What you will do
Reproduce the data exactly.

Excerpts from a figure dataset
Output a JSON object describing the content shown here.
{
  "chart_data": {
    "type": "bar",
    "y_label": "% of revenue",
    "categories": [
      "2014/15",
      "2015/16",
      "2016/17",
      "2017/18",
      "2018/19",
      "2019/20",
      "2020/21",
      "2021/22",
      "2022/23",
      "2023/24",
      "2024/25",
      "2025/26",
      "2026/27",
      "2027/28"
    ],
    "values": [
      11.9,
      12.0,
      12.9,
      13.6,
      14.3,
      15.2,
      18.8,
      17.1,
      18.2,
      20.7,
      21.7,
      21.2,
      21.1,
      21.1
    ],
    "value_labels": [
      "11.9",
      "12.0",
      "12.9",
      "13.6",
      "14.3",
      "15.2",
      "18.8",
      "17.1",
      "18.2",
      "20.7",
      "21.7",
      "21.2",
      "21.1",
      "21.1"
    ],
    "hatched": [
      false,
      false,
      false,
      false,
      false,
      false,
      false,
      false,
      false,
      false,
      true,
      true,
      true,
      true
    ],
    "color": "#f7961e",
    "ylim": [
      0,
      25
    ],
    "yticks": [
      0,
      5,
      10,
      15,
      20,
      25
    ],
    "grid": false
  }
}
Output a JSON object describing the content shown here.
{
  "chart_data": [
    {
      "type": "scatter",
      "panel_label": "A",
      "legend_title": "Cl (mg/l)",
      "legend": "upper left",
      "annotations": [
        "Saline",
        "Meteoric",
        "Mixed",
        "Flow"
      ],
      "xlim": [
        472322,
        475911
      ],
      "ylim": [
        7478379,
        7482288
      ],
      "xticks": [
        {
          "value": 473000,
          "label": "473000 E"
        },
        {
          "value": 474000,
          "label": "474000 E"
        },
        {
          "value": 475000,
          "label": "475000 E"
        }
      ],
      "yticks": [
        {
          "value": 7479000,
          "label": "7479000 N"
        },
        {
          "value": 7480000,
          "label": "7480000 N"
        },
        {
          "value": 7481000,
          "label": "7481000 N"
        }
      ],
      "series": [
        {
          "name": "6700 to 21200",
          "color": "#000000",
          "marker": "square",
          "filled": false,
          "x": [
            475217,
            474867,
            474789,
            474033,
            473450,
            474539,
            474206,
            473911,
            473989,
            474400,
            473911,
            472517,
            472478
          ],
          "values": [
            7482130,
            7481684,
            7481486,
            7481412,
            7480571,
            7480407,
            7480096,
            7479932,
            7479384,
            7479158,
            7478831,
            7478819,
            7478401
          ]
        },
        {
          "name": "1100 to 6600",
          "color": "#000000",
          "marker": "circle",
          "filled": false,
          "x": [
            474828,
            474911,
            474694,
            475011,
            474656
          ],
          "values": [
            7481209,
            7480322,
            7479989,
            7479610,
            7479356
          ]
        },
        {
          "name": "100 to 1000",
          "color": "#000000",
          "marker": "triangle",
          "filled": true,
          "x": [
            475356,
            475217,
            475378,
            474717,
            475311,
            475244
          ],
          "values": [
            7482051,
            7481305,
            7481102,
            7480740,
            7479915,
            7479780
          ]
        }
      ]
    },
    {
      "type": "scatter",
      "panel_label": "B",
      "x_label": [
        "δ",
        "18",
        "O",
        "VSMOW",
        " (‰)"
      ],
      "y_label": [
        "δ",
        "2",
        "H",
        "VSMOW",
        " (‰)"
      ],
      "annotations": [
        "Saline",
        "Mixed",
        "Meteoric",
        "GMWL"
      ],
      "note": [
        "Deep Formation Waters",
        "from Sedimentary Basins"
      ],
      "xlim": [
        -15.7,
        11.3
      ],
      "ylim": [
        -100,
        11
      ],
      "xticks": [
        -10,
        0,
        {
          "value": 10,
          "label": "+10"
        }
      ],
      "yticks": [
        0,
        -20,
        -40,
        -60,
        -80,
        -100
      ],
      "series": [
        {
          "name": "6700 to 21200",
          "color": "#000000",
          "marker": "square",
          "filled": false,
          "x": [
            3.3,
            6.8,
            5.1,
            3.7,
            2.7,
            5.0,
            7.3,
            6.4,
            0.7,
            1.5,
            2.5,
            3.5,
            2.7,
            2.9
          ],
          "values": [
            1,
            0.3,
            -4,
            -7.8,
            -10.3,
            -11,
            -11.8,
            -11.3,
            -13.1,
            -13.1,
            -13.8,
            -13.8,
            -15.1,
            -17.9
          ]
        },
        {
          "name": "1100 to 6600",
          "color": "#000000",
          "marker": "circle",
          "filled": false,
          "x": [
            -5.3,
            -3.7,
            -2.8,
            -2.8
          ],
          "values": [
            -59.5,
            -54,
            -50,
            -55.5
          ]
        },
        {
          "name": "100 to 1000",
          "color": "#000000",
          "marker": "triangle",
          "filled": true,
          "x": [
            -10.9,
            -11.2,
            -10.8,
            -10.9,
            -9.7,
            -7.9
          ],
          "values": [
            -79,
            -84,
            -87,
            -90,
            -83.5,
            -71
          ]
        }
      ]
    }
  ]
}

Response below
Output a JSON object describing the content shown here.
{
  "chart_data": {
    "type": "bar",
    "y_label": "% of revenue",
    "categories": [
      "2014/15",
      "2015/16",
      "2016/17",
      "2017/18",
      "2018/19",
      "2019/20",
      "2020/21",
      "2021/22",
      "2022/23",
      "2023/24",
      "2024/25",
      "2025/26",
      "2026/27",
      "2027/28"
    ],
    "values": [
      11.9,
      12.0,
      12.9,
      13.6,
      14.3,
      15.2,
      18.8,
      17.1,
      18.2,
      20.7,
      21.7,
      21.2,
      21.1,
      21.1
    ],
    "value_labels": [
      "11.9",
      "12.0",
      "12.9",
      "13.6",
      "14.3",
      "15.2",
      "18.8",
      "17.1",
      "18.2",
      "20.7",
      "21.7",
      "21.2",
      "21.1",
      "21.1"
    ],
    "hatched": [
      false,
      false,
      false,
      false,
      false,
      false,
      false,
      false,
      false,
      false,
      true,
      true,
      true,
      true
    ],
    "color": "#f7961e",
    "ylim": [
      0,
      25
    ],
    "yticks": [
      0,
      5,
      10,
      15,
      20,
      25
    ],
    "grid": false
  }
}
Output a JSON object describing the content shown here.
{
  "chart_data": [
    {
      "type": "scatter",
      "panel_label": "A",
      "legend_title": "Cl (mg/l)",
      "legend": "upper left",
      "annotations": [
        "Saline",
        "Meteoric",
        "Mixed",
        "Flow"
      ],
      "xlim": [
        472322,
        475911
      ],
      "ylim": [
        7478379,
        7482288
      ],
      "xticks": [
        {
          "value": 473000,
          "label": "473000 E"
        },
        {
          "value": 474000,
          "label": "474000 E"
        },
        {
          "value": 475000,
          "label": "475000 E"
        }
      ],
      "yticks": [
        {
          "value": 7479000,
          "label": "7479000 N"
        },
        {
          "value": 7480000,
          "label": "7480000 N"
        },
        {
          "value": 7481000,
          "label": "7481000 N"
        }
      ],
      "series": [
        {
          "name": "6700 to 21200",
          "color": "#000000",
          "marker": "square",
          "filled": false,
          "x": [
            475217,
            474867,
            474789,
            474033,
            473450,
            474539,
            474206,
            473911,
            473989,
            474400,
            473911,
            472517,
            472478
          ],
          "values": [
            7482130,
            7481684,
            7481486,
            7481412,
            7480571,
            7480407,
            7480096,
            7479932,
            7479384,
            7479158,
            7478831,
            7478819,
            7478401
          ]
        },
        {
          "name": "1100 to 6600",
          "color": "#000000",
          "marker": "circle",
          "filled": false,
          "x": [
            474828,
            474911,
            474694,
            475011,
            474656
          ],
          "values": [
            7481209,
            7480322,
            7479989,
            7479610,
            7479356
          ]
        },
        {
          "name": "100 to 1000",
          "color": "#000000",
          "marker": "triangle",
          "filled": true,
          "x": [
            475356,
            475217,
            475378,
            474717,
            475311,
            475244
          ],
          "values": [
            7482051,
            7481305,
            7481102,
            7480740,
            7479915,
            7479780
          ]
        }
      ]
    },
    {
      "type": "scatter",
      "panel_label": "B",
      "x_label": [
        "δ",
        "18",
        "O",
        "VSMOW",
        " (‰)"
      ],
      "y_label": [
        "δ",
        "2",
        "H",
        "VSMOW",
        " (‰)"
      ],
      "annotations": [
        "Saline",
        "Mixed",
        "Meteoric",
        "GMWL"
      ],
      "note": [
        "Deep Formation Waters",
        "from Sedimentary Basins"
      ],
      "xlim": [
        -15.7,
        11.3
      ],
      "ylim": [
        -100,
        11
      ],
      "xticks": [
        -10,
        0,
        {
          "value": 10,
          "label": "+10"
        }
      ],
      "yticks": [
        0,
        -20,
        -40,
        -60,
        -80,
        -100
      ],
      "series": [
        {
          "name": "6700 to 21200",
          "color": "#000000",
          "marker": "square",
          "filled": false,
          "x": [
            3.3,
            6.8,
            5.1,
            3.7,
            2.7,
            5.0,
            7.3,
            6.4,
            0.7,
            1.5,
            2.5,
            3.5,
            2.7,
            2.9
          ],
          "values": [
            1,
            0.3,
            -4,
            -7.8,
            -10.3,
            -11,
            -11.8,
            -11.3,
            -13.1,
            -13.1,
            -13.8,
            -13.8,
            -15.1,
            -17.9
          ]
        },
        {
          "name": "1100 to 6600",
          "color": "#000000",
          "marker": "circle",
          "filled": false,
          "x": [
            -5.3,
            -3.7,
            -2.8,
            -2.8
          ],
          "values": [
            -59.5,
            -54,
            -50,
            -55.5
          ]
        },
        {
          "name": "100 to 1000",
          "color": "#000000",
          "marker": "triangle",
          "filled": true,
          "x": [
            -10.9,
            -11.2,
            -10.8,
            -10.9,
            -9.7,
            -7.9
          ],
          "values": [
            -79,
            -84,
            -87,
            -90,
            -83.5,
            -71
          ]
        }
      ]
    }
  ]
}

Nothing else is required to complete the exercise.